Short exercise -> All records should be reproduced verbatim.

## Begin

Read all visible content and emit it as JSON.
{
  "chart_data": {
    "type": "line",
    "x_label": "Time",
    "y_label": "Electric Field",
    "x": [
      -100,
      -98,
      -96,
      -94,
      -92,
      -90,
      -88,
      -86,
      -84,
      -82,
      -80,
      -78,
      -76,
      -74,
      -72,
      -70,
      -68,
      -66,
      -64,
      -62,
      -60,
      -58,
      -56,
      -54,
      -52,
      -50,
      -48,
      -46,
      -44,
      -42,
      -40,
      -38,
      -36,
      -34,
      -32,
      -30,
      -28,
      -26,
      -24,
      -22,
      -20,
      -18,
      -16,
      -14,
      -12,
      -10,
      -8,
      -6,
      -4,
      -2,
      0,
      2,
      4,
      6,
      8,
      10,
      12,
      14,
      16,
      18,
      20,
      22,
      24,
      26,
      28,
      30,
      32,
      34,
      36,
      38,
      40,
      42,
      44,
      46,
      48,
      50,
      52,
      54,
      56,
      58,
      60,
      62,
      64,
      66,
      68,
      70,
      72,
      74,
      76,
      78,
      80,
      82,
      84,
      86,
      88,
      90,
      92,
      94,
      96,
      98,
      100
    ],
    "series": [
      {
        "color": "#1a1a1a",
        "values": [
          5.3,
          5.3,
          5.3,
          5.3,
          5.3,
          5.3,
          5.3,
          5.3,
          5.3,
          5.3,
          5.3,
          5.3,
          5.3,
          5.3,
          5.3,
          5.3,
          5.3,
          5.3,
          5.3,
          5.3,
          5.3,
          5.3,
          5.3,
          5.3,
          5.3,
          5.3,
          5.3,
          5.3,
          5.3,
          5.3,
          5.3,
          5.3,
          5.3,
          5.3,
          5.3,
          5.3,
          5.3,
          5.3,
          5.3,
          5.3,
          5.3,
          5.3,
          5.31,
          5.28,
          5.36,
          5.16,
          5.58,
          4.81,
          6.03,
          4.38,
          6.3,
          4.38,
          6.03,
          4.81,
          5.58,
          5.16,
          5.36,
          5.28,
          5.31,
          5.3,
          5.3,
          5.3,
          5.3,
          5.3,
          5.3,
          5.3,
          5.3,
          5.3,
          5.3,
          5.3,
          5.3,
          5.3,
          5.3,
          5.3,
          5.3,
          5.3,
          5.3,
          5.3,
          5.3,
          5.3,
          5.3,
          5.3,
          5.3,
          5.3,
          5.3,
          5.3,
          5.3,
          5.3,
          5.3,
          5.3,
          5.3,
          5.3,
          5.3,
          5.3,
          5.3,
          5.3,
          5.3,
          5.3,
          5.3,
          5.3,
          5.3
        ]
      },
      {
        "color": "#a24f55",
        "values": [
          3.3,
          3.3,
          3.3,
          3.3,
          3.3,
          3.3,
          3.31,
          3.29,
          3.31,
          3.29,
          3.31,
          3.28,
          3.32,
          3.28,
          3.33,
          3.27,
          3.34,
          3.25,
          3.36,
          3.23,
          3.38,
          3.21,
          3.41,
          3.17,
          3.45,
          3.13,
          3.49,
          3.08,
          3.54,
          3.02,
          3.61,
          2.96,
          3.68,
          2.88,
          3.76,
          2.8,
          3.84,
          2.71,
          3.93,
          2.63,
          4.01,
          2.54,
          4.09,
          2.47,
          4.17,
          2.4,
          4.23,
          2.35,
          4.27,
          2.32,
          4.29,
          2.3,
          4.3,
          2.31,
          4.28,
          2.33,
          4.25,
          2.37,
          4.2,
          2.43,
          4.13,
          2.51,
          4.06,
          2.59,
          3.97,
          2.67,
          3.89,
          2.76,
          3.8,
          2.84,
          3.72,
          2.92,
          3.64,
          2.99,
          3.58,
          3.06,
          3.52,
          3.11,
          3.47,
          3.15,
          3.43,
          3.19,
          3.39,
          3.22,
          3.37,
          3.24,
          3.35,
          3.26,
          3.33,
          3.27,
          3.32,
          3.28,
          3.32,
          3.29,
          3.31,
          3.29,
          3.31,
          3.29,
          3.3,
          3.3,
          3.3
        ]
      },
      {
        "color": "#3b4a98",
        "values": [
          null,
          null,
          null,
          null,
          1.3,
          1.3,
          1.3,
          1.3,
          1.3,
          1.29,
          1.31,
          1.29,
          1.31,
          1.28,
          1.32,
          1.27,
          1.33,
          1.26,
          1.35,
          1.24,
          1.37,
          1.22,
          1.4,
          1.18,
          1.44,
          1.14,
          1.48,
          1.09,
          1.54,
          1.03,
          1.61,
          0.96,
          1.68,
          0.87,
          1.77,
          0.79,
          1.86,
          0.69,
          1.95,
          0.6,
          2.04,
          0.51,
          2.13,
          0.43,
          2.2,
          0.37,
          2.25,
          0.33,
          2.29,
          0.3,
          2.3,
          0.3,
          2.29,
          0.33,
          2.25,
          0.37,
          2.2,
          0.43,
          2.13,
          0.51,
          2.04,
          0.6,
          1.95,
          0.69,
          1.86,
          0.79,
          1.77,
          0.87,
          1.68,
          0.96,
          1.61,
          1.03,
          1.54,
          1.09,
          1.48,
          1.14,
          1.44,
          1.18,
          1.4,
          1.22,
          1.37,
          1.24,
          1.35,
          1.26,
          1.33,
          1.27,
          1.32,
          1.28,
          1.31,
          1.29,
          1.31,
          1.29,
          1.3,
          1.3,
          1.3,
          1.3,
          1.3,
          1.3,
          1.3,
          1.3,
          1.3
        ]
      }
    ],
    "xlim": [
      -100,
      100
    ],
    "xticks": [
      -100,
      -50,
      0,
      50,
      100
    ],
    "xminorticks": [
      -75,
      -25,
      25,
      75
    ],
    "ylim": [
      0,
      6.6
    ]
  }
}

## End

Response for this exercise ->
Read all visible content and emit it as JSON.
{
  "chart_data": {
    "type": "line",
    "x_label": "Time",
    "y_label": "Electric Field",
    "x": [
      -100,
      -98,
      -96,
      -94,
      -92,
      -90,
      -88,
      -86,
      -84,
      -82,
      -80,
      -78,
      -76,
      -74,
      -72,
      -70,
      -68,
      -66,
      -64,
      -62,
      -60,
      -58,
      -56,
      -54,
      -52,
      -50,
      -48,
      -46,
      -44,
      -42,
      -40,
      -38,
      -36,
      -34,
      -32,
      -30,
      -28,
      -26,
      -24,
      -22,
      -20,
      -18,
      -16,
      -14,
      -12,
      -10,
      -8,
      -6,
      -4,
      -2,
      0,
      2,
      4,
      6,
      8,
      10,
      12,
      14,
      16,
      18,
      20,
      22,
      24,
      26,
      28,
      30,
      32,
      34,
      36,
      38,
      40,
      42,
      44,
      46,
      48,
      50,
      52,
      54,
      56,
      58,
      60,
      62,
      64,
      66,
      68,
      70,
      72,
      74,
      76,
      78,
      80,
      82,
      84,
      86,
      88,
      90,
      92,
      94,
      96,
      98,
      100
    ],
    "series": [
      {
        "color": "#1a1a1a",
        "values": [
          5.3,
          5.3,
          5.3,
          5.3,
          5.3,
          5.3,
          5.3,
          5.3,
          5.3,
          5.3,
          5.3,
          5.3,
          5.3,
          5.3,
          5.3,
          5.3,
          5.3,
          5.3,
          5.3,
          5.3,
          5.3,
          5.3,
          5.3,
          5.3,
          5.3,
          5.3,
          5.3,
          5.3,
          5.3,
          5.3,
          5.3,
          5.3,
          5.3,
          5.3,
          5.3,
          5.3,
          5.3,
          5.3,
          5.3,
          5.3,
          5.3,
          5.3,
          5.31,
          5.28,
          5.36,
          5.16,
          5.58,
          4.81,
          6.03,
          4.38,
          6.3,
          4.38,
          6.03,
          4.81,
          5.58,
          5.16,
          5.36,
          5.28,
          5.31,
          5.3,
          5.3,
          5.3,
          5.3,
          5.3,
          5.3,
          5.3,
          5.3,
          5.3,
          5.3,
          5.3,
          5.3,
          5.3,
          5.3,
          5.3,
          5.3,
          5.3,
          5.3,
          5.3,
          5.3,
          5.3,
          5.3,
          5.3,
          5.3,
          5.3,
          5.3,
          5.3,
          5.3,
          5.3,
          5.3,
          5.3,
          5.3,
          5.3,
          5.3,
          5.3,
          5.3,
          5.3,
          5.3,
          5.3,
          5.3,
          5.3,
          5.3
        ]
      },
      {
        "color": "#a24f55",
        "values": [
          3.3,
          3.3,
          3.3,
          3.3,
          3.3,
          3.3,
          3.31,
          3.29,
          3.31,
          3.29,
          3.31,
          3.28,
          3.32,
          3.28,
          3.33,
          3.27,
          3.34,
          3.25,
          3.36,
          3.23,
          3.38,
          3.21,
          3.41,
          3.17,
          3.45,
          3.13,
          3.49,
          3.08,
          3.54,
          3.02,
          3.61,
          2.96,
          3.68,
          2.88,
          3.76,
          2.8,
          3.84,
          2.71,
          3.93,
          2.63,
          4.01,
          2.54,
          4.09,
          2.47,
          4.17,
          2.4,
          4.23,
          2.35,
          4.27,
          2.32,
          4.29,
          2.3,
          4.3,
          2.31,
          4.28,
          2.33,
          4.25,
          2.37,
          4.2,
          2.43,
          4.13,
          2.51,
          4.06,
          2.59,
          3.97,
          2.67,
          3.89,
          2.76,
          3.8,
          2.84,
          3.72,
          2.92,
          3.64,
          2.99,
          3.58,
          3.06,
          3.52,
          3.11,
          3.47,
          3.15,
          3.43,
          3.19,
          3.39,
          3.22,
          3.37,
          3.24,
          3.35,
          3.26,
          3.33,
          3.27,
          3.32,
          3.28,
          3.32,
          3.29,
          3.31,
          3.29,
          3.31,
          3.29,
          3.3,
          3.3,
          3.3
        ]
      },
      {
        "color": "#3b4a98",
        "values": [
          null,
          null,
          null,
          null,
          1.3,
          1.3,
          1.3,
          1.3,
          1.3,
          1.29,
          1.31,
          1.29,
          1.31,
          1.28,
          1.32,
          1.27,
          1.33,
          1.26,
          1.35,
          1.24,
          1.37,
          1.22,
          1.4,
          1.18,
          1.44,
          1.14,
          1.48,
          1.09,
          1.54,
          1.03,
          1.61,
          0.96,
          1.68,
          0.87,
          1.77,
          0.79,
          1.86,
          0.69,
          1.95,
          0.6,
          2.04,
          0.51,
          2.13,
          0.43,
          2.2,
          0.37,
          2.25,
          0.33,
          2.29,
          0.3,
          2.3,
          0.3,
          2.29,
          0.33,
          2.25,
          0.37,
          2.2,
          0.43,
          2.13,
          0.51,
          2.04,
          0.6,
          1.95,
          0.69,
          1.86,
          0.79,
          1.77,
          0.87,
          1.68,
          0.96,
          1.61,
          1.03,
          1.54,
          1.09,
          1.48,
          1.14,
          1.44,
          1.18,
          1.4,
          1.22,
          1.37,
          1.24,
          1.35,
          1.26,
          1.33,
          1.27,
          1.32,
          1.28,
          1.31,
          1.29,
          1.31,
          1.29,
          1.3,
          1.3,
          1.3,
          1.3,
          1.3,
          1.3,
          1.3,
          1.3,
          1.3
        ]
      }
    ],
    "xlim": [
      -100,
      100
    ],
    "xticks": [
      -100,
      -50,
      0,
      50,
      100
    ],
    "xminorticks": [
      -75,
      -25,
      25,
      75
    ],
    "ylim": [
      0,
      6.6
    ]
  }
}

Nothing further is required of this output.